EXERCISE GOAL: Beginning with the line containing "What does this" and ending with the last line, repeat the records exactly.

INFORMATION SHOWN:
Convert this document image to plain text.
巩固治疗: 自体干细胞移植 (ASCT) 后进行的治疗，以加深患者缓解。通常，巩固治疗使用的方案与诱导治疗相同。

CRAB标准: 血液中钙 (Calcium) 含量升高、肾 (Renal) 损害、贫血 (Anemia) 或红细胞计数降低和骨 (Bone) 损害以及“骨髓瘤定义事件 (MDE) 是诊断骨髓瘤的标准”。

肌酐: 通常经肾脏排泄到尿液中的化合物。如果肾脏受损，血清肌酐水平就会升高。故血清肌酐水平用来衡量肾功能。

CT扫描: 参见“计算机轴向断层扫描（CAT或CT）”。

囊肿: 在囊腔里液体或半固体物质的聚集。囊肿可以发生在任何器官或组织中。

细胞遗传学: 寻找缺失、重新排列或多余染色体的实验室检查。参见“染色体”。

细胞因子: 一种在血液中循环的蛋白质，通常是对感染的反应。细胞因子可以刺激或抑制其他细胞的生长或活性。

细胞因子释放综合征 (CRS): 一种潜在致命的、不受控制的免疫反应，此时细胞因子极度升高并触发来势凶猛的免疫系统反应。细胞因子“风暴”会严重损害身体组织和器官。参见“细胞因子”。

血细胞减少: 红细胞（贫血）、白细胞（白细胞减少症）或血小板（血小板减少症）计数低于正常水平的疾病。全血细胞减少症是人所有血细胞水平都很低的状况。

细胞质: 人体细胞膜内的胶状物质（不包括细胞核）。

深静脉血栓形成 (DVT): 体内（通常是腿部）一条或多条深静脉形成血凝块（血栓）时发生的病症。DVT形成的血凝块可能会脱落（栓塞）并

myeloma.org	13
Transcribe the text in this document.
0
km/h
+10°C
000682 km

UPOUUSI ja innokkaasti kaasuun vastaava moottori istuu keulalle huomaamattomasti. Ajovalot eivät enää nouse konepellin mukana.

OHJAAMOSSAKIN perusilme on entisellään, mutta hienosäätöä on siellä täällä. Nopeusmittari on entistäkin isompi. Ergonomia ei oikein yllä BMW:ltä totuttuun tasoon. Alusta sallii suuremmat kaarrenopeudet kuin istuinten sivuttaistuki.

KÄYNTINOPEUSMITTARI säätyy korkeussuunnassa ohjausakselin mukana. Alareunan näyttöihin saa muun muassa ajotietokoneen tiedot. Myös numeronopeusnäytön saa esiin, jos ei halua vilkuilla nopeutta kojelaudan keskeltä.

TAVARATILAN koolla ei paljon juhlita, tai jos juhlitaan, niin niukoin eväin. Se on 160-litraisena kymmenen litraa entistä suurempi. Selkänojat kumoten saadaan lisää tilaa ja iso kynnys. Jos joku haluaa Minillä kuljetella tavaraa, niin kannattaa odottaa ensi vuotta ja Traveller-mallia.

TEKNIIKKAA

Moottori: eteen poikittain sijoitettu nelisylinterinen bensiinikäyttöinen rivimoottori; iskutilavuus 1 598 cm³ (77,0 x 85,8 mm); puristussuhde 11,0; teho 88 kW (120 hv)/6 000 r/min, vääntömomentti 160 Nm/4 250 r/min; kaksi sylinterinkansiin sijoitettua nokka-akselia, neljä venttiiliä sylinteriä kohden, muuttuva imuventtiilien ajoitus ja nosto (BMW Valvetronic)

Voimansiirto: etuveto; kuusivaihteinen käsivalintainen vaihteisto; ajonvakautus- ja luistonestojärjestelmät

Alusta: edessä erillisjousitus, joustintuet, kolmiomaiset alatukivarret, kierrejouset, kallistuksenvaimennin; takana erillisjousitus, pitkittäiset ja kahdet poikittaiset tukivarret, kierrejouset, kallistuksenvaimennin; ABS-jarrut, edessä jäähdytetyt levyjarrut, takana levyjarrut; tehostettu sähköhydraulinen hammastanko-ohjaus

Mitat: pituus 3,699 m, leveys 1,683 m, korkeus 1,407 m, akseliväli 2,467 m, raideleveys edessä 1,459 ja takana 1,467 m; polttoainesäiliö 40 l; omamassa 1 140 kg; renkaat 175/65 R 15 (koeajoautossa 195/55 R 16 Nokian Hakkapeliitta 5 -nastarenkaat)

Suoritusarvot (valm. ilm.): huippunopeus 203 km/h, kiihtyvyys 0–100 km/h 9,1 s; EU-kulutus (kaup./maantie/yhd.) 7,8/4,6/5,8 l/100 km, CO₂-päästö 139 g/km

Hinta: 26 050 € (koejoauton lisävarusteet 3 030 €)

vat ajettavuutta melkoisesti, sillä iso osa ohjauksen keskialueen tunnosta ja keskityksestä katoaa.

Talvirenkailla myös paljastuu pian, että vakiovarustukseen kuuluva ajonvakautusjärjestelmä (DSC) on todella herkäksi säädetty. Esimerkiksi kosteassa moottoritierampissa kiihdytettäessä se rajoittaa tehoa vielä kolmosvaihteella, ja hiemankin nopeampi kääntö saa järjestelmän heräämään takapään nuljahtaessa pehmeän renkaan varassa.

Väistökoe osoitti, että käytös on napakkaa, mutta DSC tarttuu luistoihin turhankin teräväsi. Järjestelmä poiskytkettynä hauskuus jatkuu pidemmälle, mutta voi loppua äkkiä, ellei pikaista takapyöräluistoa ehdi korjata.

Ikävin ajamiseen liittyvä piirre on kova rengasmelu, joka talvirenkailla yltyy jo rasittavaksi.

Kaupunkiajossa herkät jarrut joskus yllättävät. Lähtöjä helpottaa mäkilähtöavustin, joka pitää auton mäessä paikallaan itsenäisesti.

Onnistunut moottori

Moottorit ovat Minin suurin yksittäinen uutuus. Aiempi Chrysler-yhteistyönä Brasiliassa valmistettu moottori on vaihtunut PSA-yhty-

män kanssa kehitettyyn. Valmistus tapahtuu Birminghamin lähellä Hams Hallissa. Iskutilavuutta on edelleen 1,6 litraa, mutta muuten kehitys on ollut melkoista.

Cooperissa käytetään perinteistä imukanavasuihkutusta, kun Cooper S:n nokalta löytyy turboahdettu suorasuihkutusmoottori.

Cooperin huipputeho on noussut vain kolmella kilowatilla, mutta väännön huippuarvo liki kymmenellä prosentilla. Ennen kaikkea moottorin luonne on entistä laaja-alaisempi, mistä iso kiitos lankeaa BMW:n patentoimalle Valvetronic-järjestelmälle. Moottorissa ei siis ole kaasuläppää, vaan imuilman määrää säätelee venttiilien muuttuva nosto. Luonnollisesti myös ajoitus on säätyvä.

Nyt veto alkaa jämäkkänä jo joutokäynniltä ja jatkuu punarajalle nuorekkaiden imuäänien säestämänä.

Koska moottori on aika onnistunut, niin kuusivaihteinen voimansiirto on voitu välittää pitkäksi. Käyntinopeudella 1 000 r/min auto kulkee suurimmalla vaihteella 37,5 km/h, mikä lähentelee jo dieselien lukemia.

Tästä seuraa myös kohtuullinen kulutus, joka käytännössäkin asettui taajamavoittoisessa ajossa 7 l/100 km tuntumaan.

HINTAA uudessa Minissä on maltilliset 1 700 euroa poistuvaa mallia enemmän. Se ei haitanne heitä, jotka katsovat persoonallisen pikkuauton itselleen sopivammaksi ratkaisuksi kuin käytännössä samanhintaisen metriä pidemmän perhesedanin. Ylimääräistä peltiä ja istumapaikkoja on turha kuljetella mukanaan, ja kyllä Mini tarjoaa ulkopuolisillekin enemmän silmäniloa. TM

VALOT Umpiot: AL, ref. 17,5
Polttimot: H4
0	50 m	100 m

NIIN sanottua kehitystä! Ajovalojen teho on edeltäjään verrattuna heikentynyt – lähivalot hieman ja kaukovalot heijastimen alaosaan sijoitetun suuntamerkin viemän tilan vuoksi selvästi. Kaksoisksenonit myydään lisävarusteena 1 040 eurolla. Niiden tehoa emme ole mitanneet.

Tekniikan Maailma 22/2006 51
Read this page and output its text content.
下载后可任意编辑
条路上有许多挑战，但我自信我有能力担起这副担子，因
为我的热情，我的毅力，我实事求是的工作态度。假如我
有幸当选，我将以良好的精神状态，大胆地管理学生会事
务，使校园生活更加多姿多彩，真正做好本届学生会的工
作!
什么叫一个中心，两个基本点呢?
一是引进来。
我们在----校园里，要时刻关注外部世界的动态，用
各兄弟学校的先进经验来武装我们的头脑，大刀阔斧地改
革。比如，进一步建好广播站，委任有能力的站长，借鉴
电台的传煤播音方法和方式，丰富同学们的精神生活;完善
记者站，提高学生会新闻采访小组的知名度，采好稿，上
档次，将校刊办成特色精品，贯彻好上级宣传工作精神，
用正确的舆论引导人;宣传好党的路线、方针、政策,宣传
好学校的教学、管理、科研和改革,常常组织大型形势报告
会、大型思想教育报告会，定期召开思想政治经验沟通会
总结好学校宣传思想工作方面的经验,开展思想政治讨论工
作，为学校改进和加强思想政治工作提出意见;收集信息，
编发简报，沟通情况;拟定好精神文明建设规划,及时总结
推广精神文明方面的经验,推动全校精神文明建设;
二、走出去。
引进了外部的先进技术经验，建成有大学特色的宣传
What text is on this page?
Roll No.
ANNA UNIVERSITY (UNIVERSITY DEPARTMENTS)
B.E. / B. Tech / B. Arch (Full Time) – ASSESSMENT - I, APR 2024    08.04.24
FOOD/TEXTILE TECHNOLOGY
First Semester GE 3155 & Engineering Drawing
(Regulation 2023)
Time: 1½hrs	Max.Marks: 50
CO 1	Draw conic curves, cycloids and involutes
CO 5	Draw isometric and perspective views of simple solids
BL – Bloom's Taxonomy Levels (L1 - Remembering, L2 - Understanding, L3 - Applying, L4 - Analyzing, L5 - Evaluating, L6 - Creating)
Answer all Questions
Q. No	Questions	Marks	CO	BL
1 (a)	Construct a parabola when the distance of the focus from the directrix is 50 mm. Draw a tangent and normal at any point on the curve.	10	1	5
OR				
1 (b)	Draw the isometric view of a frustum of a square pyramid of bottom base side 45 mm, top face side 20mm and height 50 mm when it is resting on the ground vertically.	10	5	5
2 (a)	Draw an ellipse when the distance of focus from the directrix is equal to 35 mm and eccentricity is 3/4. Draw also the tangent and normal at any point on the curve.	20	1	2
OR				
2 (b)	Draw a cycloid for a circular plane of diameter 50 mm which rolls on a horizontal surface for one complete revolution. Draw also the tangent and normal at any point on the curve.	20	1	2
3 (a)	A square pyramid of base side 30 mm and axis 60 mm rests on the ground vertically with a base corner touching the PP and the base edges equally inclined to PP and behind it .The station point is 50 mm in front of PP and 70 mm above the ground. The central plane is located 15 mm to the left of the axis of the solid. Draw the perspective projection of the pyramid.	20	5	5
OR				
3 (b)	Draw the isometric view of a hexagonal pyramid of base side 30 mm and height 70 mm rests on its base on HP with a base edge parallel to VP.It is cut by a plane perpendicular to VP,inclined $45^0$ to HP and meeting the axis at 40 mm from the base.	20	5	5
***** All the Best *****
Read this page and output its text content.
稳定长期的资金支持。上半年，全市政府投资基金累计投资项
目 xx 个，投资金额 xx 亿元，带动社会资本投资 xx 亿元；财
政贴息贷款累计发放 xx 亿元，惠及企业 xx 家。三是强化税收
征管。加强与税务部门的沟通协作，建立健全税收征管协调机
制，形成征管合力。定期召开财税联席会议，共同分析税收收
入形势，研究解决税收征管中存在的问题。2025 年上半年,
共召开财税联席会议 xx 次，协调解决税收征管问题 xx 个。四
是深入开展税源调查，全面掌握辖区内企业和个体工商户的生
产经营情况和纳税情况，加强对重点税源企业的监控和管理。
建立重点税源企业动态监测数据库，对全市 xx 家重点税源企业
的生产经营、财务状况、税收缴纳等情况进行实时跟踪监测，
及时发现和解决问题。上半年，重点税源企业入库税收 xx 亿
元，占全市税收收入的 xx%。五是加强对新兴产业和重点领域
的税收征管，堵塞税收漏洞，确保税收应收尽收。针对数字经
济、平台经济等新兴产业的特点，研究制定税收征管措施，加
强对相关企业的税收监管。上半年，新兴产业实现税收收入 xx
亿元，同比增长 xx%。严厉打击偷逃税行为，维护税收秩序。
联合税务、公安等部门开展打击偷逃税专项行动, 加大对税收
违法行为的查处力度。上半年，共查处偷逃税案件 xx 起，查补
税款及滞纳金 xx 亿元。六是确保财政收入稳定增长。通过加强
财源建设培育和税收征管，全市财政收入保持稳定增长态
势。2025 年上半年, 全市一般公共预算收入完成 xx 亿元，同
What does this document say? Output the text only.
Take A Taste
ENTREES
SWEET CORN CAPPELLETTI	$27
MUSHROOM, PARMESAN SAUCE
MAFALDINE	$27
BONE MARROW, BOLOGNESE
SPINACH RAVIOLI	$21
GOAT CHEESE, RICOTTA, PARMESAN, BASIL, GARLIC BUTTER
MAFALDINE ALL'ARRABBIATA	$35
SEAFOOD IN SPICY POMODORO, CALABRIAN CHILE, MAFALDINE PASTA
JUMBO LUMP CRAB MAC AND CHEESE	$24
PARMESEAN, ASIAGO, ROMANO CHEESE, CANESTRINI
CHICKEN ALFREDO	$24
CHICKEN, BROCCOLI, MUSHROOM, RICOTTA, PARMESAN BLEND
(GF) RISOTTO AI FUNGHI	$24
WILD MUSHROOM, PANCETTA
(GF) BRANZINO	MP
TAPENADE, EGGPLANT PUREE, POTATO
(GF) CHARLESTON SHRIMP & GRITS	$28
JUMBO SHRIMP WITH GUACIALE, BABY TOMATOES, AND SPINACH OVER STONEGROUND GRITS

SOLVED EXERCISE:
What does this document say? Output the text only.
Take A Taste
ENTREES
SWEET CORN CAPPELLETTI	$27
MUSHROOM, PARMESAN SAUCE
MAFALDINE	$27
BONE MARROW, BOLOGNESE
SPINACH RAVIOLI	$21
GOAT CHEESE, RICOTTA, PARMESAN, BASIL, GARLIC BUTTER
MAFALDINE ALL'ARRABBIATA	$35
SEAFOOD IN SPICY POMODORO, CALABRIAN CHILE, MAFALDINE PASTA
JUMBO LUMP CRAB MAC AND CHEESE	$24
PARMESEAN, ASIAGO, ROMANO CHEESE, CANESTRINI
CHICKEN ALFREDO	$24
CHICKEN, BROCCOLI, MUSHROOM, RICOTTA, PARMESAN BLEND
(GF) RISOTTO AI FUNGHI	$24
WILD MUSHROOM, PANCETTA
(GF) BRANZINO	MP
TAPENADE, EGGPLANT PUREE, POTATO
(GF) CHARLESTON SHRIMP & GRITS	$28
JUMBO SHRIMP WITH GUACIALE, BABY TOMATOES, AND SPINACH OVER STONEGROUND GRITS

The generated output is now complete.